Exercise details: The data below must be copied in full and without any change.

Information given:
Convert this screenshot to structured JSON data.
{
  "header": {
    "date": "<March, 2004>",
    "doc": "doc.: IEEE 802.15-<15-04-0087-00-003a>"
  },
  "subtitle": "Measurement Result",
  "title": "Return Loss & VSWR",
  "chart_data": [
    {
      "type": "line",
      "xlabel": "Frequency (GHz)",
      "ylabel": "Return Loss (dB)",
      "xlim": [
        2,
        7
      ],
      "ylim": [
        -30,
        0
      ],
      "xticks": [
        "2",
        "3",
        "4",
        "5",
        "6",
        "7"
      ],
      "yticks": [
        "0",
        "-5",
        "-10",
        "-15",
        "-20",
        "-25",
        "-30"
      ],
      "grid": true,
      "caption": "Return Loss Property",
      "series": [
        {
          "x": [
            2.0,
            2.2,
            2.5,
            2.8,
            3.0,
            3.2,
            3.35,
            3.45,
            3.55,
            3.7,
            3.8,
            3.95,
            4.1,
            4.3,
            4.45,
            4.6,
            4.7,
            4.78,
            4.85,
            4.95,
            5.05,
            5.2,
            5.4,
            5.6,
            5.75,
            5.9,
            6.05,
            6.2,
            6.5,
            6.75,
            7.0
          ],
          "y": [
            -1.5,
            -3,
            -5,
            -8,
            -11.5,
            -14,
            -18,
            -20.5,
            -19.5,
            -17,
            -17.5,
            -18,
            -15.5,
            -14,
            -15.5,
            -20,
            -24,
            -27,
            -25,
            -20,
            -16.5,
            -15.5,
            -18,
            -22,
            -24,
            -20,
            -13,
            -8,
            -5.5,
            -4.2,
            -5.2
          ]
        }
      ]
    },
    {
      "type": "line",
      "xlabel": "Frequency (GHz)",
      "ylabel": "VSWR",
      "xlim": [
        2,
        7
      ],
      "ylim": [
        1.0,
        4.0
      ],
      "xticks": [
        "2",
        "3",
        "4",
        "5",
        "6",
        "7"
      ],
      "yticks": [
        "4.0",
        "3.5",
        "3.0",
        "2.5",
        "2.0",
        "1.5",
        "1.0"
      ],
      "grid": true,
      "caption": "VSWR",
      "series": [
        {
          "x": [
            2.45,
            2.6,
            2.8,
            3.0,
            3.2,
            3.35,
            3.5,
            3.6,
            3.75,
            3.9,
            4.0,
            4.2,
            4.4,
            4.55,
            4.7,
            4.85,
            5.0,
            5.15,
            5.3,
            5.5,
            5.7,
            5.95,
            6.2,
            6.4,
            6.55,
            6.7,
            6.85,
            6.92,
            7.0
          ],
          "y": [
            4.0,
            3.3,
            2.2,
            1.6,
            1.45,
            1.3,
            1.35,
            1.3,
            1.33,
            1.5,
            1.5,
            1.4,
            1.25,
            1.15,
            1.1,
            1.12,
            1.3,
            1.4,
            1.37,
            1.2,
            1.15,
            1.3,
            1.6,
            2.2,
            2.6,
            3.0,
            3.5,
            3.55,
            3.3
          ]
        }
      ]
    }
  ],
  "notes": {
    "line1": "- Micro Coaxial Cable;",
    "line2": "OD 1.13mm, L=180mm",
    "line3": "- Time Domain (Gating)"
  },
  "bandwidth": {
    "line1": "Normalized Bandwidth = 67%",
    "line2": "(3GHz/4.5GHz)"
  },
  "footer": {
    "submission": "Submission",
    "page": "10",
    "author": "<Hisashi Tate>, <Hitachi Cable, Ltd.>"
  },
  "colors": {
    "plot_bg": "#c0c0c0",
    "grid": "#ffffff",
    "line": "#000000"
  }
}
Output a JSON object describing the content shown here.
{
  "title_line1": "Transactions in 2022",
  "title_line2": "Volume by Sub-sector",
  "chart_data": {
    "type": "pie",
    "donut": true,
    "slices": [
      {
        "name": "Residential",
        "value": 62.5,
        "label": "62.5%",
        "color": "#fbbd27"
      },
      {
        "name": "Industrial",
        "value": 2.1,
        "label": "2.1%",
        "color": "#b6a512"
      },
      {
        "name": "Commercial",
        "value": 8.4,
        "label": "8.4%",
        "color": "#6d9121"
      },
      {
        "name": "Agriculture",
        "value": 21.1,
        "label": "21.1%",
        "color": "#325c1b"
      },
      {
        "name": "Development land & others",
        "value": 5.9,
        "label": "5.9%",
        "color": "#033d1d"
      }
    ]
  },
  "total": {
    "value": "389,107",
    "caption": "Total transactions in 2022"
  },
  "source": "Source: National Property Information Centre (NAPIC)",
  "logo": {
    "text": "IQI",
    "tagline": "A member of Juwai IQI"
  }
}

Result of this task:
Convert this screenshot to structured JSON data.
{
  "header": {
    "date": "<March, 2004>",
    "doc": "doc.: IEEE 802.15-<15-04-0087-00-003a>"
  },
  "subtitle": "Measurement Result",
  "title": "Return Loss & VSWR",
  "chart_data": [
    {
      "type": "line",
      "xlabel": "Frequency (GHz)",
      "ylabel": "Return Loss (dB)",
      "xlim": [
        2,
        7
      ],
      "ylim": [
        -30,
        0
      ],
      "xticks": [
        "2",
        "3",
        "4",
        "5",
        "6",
        "7"
      ],
      "yticks": [
        "0",
        "-5",
        "-10",
        "-15",
        "-20",
        "-25",
        "-30"
      ],
      "grid": true,
      "caption": "Return Loss Property",
      "series": [
        {
          "x": [
            2.0,
            2.2,
            2.5,
            2.8,
            3.0,
            3.2,
            3.35,
            3.45,
            3.55,
            3.7,
            3.8,
            3.95,
            4.1,
            4.3,
            4.45,
            4.6,
            4.7,
            4.78,
            4.85,
            4.95,
            5.05,
            5.2,
            5.4,
            5.6,
            5.75,
            5.9,
            6.05,
            6.2,
            6.5,
            6.75,
            7.0
          ],
          "y": [
            -1.5,
            -3,
            -5,
            -8,
            -11.5,
            -14,
            -18,
            -20.5,
            -19.5,
            -17,
            -17.5,
            -18,
            -15.5,
            -14,
            -15.5,
            -20,
            -24,
            -27,
            -25,
            -20,
            -16.5,
            -15.5,
            -18,
            -22,
            -24,
            -20,
            -13,
            -8,
            -5.5,
            -4.2,
            -5.2
          ]
        }
      ]
    },
    {
      "type": "line",
      "xlabel": "Frequency (GHz)",
      "ylabel": "VSWR",
      "xlim": [
        2,
        7
      ],
      "ylim": [
        1.0,
        4.0
      ],
      "xticks": [
        "2",
        "3",
        "4",
        "5",
        "6",
        "7"
      ],
      "yticks": [
        "4.0",
        "3.5",
        "3.0",
        "2.5",
        "2.0",
        "1.5",
        "1.0"
      ],
      "grid": true,
      "caption": "VSWR",
      "series": [
        {
          "x": [
            2.45,
            2.6,
            2.8,
            3.0,
            3.2,
            3.35,
            3.5,
            3.6,
            3.75,
            3.9,
            4.0,
            4.2,
            4.4,
            4.55,
            4.7,
            4.85,
            5.0,
            5.15,
            5.3,
            5.5,
            5.7,
            5.95,
            6.2,
            6.4,
            6.55,
            6.7,
            6.85,
            6.92,
            7.0
          ],
          "y": [
            4.0,
            3.3,
            2.2,
            1.6,
            1.45,
            1.3,
            1.35,
            1.3,
            1.33,
            1.5,
            1.5,
            1.4,
            1.25,
            1.15,
            1.1,
            1.12,
            1.3,
            1.4,
            1.37,
            1.2,
            1.15,
            1.3,
            1.6,
            2.2,
            2.6,
            3.0,
            3.5,
            3.55,
            3.3
          ]
        }
      ]
    }
  ],
  "notes": {
    "line1": "- Micro Coaxial Cable;",
    "line2": "OD 1.13mm, L=180mm",
    "line3": "- Time Domain (Gating)"
  },
  "bandwidth": {
    "line1": "Normalized Bandwidth = 67%",
    "line2": "(3GHz/4.5GHz)"
  },
  "footer": {
    "submission": "Submission",
    "page": "10",
    "author": "<Hisashi Tate>, <Hitachi Cable, Ltd.>"
  },
  "colors": {
    "plot_bg": "#c0c0c0",
    "grid": "#ffffff",
    "line": "#000000"
  }
}
Output a JSON object describing the content shown here.
{
  "title_line1": "Transactions in 2022",
  "title_line2": "Volume by Sub-sector",
  "chart_data": {
    "type": "pie",
    "donut": true,
    "slices": [
      {
        "name": "Residential",
        "value": 62.5,
        "label": "62.5%",
        "color": "#fbbd27"
      },
      {
        "name": "Industrial",
        "value": 2.1,
        "label": "2.1%",
        "color": "#b6a512"
      },
      {
        "name": "Commercial",
        "value": 8.4,
        "label": "8.4%",
        "color": "#6d9121"
      },
      {
        "name": "Agriculture",
        "value": 21.1,
        "label": "21.1%",
        "color": "#325c1b"
      },
      {
        "name": "Development land & others",
        "value": 5.9,
        "label": "5.9%",
        "color": "#033d1d"
      }
    ]
  },
  "total": {
    "value": "389,107",
    "caption": "Total transactions in 2022"
  },
  "source": "Source: National Property Information Centre (NAPIC)",
  "logo": {
    "text": "IQI",
    "tagline": "A member of Juwai IQI"
  }
}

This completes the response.